[Records from a data collection]
__________

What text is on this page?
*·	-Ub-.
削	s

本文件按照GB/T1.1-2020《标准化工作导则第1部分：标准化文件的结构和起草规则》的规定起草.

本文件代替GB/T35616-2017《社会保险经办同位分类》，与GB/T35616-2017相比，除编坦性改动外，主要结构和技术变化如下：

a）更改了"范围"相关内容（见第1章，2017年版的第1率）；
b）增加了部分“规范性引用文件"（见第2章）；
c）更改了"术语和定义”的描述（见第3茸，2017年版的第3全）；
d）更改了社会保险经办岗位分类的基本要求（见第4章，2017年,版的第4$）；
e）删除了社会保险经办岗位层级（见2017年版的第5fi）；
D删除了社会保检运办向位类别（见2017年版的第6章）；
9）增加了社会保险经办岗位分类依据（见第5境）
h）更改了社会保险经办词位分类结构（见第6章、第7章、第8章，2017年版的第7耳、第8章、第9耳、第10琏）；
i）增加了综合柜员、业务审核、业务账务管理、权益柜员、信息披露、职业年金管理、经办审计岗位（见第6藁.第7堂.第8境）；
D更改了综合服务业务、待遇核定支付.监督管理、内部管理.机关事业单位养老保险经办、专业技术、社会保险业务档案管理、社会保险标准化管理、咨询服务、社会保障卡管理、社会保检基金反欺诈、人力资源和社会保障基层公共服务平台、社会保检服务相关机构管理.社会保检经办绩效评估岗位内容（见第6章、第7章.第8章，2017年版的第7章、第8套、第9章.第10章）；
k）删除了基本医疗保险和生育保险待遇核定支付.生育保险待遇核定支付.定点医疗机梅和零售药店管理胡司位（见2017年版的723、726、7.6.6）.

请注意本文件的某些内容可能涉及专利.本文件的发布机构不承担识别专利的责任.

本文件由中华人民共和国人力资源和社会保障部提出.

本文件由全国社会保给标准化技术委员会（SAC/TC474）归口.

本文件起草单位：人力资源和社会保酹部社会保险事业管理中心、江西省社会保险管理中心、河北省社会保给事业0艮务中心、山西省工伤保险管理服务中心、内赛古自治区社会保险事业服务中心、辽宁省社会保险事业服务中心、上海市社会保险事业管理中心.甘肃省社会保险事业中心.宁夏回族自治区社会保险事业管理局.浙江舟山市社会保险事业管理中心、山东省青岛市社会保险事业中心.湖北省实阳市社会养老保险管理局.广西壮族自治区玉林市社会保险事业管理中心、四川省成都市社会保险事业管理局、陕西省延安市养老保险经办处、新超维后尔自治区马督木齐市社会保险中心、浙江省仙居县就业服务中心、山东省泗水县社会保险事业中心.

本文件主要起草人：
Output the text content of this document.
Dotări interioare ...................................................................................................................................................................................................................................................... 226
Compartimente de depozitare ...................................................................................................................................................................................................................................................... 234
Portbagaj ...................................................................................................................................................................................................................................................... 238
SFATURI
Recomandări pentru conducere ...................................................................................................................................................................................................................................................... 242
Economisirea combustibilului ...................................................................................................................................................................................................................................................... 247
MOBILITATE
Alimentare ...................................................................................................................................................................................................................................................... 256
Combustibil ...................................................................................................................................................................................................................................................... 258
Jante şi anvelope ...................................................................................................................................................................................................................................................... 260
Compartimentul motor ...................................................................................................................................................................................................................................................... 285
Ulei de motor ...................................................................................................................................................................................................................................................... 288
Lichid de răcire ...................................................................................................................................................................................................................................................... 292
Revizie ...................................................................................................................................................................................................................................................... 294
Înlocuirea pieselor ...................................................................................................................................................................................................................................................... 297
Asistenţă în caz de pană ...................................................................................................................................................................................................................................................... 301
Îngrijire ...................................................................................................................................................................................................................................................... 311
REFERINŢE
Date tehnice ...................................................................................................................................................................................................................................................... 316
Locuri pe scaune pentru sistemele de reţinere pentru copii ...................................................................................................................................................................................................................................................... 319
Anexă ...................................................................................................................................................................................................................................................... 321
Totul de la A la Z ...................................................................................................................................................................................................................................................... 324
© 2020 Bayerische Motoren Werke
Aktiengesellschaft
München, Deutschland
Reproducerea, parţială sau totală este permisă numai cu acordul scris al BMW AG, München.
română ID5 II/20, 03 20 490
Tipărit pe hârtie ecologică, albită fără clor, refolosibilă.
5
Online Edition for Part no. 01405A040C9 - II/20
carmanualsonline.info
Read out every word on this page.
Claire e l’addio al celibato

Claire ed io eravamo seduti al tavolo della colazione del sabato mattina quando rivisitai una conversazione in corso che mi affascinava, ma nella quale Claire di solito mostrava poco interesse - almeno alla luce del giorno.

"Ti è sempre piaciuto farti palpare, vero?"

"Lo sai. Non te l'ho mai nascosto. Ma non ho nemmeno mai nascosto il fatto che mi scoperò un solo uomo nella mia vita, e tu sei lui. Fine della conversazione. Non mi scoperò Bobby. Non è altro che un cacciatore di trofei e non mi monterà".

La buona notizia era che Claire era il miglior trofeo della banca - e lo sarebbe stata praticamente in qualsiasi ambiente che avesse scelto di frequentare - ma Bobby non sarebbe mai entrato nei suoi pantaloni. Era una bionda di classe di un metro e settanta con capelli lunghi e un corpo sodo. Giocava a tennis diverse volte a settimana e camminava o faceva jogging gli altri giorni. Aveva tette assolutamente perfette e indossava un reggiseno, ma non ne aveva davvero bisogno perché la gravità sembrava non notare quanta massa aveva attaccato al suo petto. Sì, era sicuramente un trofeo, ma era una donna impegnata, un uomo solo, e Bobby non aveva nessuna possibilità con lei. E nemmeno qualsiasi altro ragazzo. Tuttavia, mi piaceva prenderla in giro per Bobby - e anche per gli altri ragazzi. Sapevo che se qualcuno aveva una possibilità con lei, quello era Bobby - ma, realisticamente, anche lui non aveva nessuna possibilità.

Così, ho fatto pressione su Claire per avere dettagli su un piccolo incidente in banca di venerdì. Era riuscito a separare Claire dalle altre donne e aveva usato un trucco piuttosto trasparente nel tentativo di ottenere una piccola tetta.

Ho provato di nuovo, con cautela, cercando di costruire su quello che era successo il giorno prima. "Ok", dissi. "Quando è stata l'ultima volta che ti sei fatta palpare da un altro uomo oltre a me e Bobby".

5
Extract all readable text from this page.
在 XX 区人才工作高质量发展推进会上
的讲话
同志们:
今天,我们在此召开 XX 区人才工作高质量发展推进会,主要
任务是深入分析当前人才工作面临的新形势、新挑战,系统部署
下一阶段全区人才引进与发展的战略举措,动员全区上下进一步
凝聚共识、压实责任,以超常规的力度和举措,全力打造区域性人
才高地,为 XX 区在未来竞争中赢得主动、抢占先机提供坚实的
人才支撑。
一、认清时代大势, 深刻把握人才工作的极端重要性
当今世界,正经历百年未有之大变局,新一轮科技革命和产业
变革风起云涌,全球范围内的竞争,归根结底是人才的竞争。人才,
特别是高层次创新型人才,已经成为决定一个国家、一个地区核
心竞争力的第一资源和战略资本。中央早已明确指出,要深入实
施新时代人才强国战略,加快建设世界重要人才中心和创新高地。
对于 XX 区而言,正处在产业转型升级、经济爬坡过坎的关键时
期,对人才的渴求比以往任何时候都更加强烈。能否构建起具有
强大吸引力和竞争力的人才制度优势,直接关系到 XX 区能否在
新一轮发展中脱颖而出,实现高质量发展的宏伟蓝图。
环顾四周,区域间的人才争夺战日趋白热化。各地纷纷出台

__________

Each line that holds the word "palpare" is to be copied.

* _Finished exercise_
"Ti è sempre piaciuto farti palpare, vero?"
Ho provato di nuovo, con cautela, cercando di costruire su quello che era successo il giorno prima. "Ok", dissi. "Quando è stata l'ultima volta che ti sei fatta palpare da un altro uomo oltre a me e Bobby".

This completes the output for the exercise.